◆ Excerpted text
○ ○ ○ ○

Figure 3: Receiver Operating Curve to predict was plotted for the Lactate level, HACOR score, and LUS score, 12 hours, following NIV initiation, to predict NIV failure. Lactate was plotted in dotted line. Lung ultrasound was plotted in solid line. HOCAR was plotted in stripped line.
Patients were categorized according to their HACOR score and LUS score into two categories (guided by ROC results): group (1) HACOR ≥ 8 combined with LUS ≥ 18, and group (2) either HACOR < 8 or LUS < 18. Time to event (NIV failure) was plotted in Figure 4 . Cox regression showed that a score of HACOR ≥ 8 combined with LUS ≥ 18 increased odds of NIV failure 2.1 times, (OR 2.1, CI 95% 1.0–4.6, P .049).
Figure 4: Kaplan–Meier analysis showing time to event (NIV failure). Patients were categorized according to their HACOR score and LUS score into two categories (guided by ROC results): group (1) HACOR ≥ 8 combined with LUS ≥ 18, and group (2) either HACOR < 8 or LUS < 18. Group (1) was plotted in stripped line. Group (2) was plotted in solid line.
5 Discussion
We tried in our study to probe clinical and radiological predictors of early NIV failure. Patients were categorized into two group according to NIV trial response. Our result showed that 20 patients responded well to NIV trial, and 30 patients failed to respond to NIV trial.
In our study, we showed that NIV success was associated with Lower APACHE II score, lower rates of hemodynamic stability (absence of vasopressors) and shorter ICU stay.
Our study showed that NIV failure was associated with increased serum lactate. This agreed with Zhu ,12 who studied 153 AECOPD patients and suggested that lactic acid can predict the success of NIV therapy. Terzano as well, studied13 67 patients with hypercapnic COPD exacerbation and documented higher blood lactate in patients who needed longer ventilation times.

○ ○ ○ ○

◆ Supplied records
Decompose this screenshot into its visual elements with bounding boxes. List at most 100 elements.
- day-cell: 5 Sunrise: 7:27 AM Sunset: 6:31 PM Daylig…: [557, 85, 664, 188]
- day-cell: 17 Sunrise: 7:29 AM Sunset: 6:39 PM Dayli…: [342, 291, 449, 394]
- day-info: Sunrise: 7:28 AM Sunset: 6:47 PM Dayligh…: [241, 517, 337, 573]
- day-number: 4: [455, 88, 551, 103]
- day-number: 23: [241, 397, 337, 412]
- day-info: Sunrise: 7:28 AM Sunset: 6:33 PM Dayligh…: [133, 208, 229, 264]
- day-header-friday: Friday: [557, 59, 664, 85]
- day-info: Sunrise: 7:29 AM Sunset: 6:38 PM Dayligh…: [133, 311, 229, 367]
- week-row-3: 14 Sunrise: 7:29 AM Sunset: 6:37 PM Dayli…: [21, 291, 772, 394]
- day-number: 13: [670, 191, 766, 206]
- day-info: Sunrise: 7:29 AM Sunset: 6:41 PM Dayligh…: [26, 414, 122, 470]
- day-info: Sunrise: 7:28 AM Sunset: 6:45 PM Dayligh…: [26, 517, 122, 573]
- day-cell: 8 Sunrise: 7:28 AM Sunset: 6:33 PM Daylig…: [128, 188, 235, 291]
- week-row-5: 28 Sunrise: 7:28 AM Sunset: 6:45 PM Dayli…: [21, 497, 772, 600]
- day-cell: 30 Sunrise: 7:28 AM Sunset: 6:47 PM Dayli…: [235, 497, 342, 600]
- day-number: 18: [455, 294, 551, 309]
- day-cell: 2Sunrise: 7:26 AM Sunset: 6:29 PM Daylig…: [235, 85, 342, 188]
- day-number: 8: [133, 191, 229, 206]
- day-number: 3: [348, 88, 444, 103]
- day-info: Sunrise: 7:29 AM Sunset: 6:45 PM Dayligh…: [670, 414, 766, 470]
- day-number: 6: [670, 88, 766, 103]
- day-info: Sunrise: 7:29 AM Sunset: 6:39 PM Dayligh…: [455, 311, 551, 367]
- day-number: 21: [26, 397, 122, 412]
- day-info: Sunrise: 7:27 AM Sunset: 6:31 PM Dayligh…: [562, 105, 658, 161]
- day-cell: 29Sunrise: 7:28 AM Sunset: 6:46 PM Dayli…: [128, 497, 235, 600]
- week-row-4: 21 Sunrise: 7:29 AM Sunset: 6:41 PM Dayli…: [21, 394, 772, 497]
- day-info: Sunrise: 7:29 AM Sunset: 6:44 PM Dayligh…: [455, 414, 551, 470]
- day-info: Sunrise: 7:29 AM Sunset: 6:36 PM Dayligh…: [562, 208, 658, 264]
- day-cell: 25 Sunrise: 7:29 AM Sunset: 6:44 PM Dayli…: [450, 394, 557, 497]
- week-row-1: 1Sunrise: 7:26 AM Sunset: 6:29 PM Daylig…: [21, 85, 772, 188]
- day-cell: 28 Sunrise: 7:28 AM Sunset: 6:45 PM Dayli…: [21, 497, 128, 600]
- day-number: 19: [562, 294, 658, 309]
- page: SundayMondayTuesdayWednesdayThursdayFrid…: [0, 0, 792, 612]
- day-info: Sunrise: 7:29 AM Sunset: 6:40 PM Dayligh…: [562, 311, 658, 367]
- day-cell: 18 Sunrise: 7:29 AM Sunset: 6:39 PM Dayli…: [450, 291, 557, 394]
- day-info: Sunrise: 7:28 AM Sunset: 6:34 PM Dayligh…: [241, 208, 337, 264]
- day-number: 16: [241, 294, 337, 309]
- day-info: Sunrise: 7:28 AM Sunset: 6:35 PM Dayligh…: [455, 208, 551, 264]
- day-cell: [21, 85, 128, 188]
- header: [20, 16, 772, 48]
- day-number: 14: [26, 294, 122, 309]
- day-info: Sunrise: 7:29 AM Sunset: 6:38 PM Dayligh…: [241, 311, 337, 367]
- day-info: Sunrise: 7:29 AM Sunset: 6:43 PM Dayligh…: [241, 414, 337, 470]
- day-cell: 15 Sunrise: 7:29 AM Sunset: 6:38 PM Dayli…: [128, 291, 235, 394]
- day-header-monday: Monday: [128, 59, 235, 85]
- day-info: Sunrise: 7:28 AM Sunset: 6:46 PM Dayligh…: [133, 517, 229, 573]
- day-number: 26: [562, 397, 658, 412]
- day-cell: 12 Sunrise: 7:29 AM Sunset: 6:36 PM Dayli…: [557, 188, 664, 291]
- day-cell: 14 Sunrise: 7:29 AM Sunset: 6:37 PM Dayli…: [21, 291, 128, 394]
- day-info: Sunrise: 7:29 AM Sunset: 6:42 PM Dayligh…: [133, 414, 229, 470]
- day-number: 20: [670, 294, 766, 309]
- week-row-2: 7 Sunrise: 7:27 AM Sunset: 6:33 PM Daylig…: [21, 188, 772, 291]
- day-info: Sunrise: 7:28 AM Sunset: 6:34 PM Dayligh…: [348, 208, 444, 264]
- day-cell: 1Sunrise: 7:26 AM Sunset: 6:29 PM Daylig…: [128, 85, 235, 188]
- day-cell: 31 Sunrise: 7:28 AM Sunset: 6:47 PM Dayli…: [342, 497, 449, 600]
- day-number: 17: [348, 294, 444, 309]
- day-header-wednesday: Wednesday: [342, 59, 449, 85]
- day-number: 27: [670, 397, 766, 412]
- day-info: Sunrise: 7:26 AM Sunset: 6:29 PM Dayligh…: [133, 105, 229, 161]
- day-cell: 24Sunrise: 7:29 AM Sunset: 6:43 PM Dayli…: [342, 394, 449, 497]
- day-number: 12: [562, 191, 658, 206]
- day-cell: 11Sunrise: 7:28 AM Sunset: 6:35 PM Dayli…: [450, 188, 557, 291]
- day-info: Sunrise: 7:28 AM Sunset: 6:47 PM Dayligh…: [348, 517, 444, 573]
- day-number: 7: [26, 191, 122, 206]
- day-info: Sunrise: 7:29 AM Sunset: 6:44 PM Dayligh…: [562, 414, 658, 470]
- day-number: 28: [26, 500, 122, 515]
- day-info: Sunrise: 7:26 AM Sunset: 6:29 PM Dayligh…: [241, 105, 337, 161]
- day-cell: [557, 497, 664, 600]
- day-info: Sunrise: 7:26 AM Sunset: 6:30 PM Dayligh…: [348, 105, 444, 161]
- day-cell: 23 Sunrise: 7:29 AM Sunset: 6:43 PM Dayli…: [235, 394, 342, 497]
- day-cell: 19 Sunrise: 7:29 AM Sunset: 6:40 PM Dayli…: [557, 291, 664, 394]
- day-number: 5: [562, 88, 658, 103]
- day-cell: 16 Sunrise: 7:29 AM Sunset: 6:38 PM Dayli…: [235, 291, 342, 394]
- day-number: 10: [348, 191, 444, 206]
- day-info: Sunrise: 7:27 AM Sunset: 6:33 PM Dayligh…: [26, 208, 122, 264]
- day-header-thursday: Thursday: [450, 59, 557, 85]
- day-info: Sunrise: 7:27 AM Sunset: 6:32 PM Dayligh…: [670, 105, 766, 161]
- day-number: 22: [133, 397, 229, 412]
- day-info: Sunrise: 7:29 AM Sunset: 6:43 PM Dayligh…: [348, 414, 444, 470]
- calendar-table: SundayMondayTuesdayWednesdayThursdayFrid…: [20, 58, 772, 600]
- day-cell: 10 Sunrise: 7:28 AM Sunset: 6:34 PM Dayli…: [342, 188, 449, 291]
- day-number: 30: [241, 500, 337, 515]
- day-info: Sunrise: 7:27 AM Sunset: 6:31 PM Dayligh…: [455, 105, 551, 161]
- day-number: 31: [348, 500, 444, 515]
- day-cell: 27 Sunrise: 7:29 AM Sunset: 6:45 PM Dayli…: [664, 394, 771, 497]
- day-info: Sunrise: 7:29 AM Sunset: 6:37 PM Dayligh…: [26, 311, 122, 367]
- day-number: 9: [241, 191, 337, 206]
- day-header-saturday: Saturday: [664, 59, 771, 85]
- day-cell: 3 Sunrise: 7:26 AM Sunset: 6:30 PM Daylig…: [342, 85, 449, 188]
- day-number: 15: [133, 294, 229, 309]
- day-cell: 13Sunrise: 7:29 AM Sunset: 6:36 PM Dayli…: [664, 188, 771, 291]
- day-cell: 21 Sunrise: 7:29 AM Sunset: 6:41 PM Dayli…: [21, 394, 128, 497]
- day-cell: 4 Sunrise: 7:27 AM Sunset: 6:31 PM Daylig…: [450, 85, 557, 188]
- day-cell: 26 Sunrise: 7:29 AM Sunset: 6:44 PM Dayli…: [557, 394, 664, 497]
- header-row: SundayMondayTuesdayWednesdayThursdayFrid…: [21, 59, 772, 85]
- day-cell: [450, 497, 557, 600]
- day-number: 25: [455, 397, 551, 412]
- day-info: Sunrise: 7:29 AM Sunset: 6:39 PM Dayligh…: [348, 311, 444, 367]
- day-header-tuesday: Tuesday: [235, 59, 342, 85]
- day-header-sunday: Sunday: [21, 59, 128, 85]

○ ○ ○ ○

◆ Exercise tasks
a – Translate this sentence from the excerpt on predictors of NIV failure into Spanish: "Our study showed that NIV failure was associated with increased serum lactate."
b – According to the excerpt on predictors of NIV failure, how many AECOPD patients did Zhu study?
c – From the excerpt on predictors of NIV failure, reproduce the passage starting at "Figure 4: Kaplan–Meier" and ending at "to NIV trial.".

◆ Solutions to each task
a – Nuestro estudio mostró que el fracaso de la VNI se asoció con un aumento del lactato sérico.

b – Zhu studied 153 AECOPD patients.

c –
Figure 4: Kaplan–Meier analysis showing time to event (NIV failure). Patients were categorized according to their HACOR score and LUS score into two categories (guided by ROC results): group (1) HACOR ≥ 8 combined with LUS ≥ 18, and group (2) either HACOR < 8 or LUS < 18. Group (1) was plotted in stripped line. Group (2) was plotted in solid line.
5 Discussion
We tried in our study to probe clinical and radiological predictors of early NIV failure. Patients were categorized into two group according to NIV trial response. Our result showed that 20 patients responded well to NIV trial, and 30 patients failed to respond to NIV trial.